■ **Instruction**: Give back a single number, the count of lines containing the word "Paul".

■ **Input data**:
** Start **

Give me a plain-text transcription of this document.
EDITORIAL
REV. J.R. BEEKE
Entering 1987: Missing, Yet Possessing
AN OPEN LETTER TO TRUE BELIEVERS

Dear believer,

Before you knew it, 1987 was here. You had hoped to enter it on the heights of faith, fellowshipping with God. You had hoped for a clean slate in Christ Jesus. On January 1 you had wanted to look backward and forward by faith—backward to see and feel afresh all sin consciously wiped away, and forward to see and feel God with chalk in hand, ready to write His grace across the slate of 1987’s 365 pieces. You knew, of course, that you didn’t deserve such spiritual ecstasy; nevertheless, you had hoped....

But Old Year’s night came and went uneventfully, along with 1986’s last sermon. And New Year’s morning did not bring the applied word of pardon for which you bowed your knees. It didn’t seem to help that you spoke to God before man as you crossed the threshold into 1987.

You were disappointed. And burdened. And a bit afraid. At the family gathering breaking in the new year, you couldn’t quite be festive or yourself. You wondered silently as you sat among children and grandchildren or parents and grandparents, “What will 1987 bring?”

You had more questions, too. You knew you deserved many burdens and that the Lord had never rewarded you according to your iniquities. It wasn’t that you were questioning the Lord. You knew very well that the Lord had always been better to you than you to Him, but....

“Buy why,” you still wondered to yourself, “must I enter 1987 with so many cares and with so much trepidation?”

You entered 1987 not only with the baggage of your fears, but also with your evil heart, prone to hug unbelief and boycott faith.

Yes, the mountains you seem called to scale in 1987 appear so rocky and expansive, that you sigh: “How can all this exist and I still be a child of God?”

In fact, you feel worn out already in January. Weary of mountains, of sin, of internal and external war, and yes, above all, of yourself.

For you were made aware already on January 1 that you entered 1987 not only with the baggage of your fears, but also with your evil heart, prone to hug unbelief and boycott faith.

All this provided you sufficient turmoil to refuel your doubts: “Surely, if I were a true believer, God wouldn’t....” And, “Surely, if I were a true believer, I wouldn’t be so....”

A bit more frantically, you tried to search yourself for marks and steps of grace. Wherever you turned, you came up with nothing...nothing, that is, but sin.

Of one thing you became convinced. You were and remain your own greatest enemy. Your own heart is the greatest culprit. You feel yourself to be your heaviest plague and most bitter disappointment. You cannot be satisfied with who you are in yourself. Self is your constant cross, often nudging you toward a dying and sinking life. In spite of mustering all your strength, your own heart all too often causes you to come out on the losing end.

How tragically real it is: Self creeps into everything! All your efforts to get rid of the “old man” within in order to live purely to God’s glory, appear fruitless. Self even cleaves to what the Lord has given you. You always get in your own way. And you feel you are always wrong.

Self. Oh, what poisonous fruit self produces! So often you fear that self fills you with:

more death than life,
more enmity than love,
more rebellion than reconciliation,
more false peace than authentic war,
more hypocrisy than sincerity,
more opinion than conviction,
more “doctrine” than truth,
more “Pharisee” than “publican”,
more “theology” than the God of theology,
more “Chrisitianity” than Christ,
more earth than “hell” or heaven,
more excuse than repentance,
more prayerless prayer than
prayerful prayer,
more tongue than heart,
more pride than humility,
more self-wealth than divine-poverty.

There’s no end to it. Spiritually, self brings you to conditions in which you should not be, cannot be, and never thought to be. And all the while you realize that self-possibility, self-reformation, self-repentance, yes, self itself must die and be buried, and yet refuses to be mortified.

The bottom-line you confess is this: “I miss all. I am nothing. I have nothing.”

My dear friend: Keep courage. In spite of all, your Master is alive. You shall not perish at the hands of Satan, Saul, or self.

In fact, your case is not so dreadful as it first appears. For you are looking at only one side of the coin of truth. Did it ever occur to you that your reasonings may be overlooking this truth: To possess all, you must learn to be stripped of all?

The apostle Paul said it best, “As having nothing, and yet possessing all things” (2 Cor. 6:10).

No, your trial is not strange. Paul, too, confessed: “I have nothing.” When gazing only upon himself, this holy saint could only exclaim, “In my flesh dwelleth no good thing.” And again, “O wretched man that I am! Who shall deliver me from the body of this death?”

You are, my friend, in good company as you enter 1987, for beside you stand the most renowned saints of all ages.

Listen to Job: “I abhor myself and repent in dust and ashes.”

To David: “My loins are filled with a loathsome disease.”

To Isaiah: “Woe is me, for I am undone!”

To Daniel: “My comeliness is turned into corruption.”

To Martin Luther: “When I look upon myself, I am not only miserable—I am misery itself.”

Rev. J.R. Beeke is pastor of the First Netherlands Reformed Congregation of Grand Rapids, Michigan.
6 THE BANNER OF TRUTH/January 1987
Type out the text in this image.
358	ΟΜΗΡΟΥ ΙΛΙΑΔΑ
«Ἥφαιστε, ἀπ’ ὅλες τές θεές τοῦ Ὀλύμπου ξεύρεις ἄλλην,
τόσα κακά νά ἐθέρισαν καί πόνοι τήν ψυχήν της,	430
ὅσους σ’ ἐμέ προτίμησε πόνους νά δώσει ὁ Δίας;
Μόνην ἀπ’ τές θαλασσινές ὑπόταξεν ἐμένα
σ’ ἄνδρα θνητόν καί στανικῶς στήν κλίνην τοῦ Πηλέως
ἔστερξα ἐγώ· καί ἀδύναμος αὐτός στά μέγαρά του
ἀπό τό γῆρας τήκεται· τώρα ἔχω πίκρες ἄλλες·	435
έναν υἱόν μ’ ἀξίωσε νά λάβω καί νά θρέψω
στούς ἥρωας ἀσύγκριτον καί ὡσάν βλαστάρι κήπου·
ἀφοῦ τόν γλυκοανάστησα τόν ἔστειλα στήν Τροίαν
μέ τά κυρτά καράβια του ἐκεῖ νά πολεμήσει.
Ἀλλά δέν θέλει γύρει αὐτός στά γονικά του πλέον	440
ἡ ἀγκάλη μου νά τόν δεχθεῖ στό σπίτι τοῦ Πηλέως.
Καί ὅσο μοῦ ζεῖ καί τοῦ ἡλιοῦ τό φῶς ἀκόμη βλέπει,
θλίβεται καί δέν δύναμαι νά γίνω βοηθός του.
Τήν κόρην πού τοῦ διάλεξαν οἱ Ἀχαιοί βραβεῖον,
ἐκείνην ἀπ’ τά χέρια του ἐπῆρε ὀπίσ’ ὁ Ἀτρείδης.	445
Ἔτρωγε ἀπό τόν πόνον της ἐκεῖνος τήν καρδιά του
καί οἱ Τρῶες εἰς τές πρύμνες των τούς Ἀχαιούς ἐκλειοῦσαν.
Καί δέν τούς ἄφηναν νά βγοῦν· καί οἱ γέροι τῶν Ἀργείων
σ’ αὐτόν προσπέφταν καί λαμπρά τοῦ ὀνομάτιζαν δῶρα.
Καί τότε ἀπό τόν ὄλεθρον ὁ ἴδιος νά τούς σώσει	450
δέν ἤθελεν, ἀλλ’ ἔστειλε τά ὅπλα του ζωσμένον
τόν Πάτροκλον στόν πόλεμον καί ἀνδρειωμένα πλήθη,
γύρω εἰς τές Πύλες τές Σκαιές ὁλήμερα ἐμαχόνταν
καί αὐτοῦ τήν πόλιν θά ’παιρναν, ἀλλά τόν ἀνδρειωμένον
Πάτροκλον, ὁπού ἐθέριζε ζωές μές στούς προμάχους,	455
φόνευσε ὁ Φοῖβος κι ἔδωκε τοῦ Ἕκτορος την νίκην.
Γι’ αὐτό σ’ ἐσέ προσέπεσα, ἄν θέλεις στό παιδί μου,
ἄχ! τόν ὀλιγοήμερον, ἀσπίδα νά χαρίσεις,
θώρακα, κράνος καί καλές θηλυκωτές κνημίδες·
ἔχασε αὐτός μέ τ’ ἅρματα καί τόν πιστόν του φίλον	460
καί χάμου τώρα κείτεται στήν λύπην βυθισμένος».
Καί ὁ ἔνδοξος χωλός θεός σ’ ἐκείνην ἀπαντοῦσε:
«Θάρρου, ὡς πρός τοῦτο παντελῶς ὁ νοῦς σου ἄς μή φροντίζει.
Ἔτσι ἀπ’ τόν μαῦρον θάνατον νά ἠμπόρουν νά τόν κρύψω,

** End **

■ **Solution to the exercise**: 2